— begin —

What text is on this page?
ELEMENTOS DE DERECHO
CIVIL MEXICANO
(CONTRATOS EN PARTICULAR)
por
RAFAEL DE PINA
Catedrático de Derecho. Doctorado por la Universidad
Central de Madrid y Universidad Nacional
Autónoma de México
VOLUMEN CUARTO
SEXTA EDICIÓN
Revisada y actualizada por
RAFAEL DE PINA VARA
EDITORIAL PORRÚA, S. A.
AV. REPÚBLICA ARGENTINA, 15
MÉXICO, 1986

— end —

[GOAL]
Read the lines above. Gather those in which the string "Universidad" is found.

[RESPONSE BELOW]
Catedrático de Derecho. Doctorado por la Universidad
Central de Madrid y Universidad Nacional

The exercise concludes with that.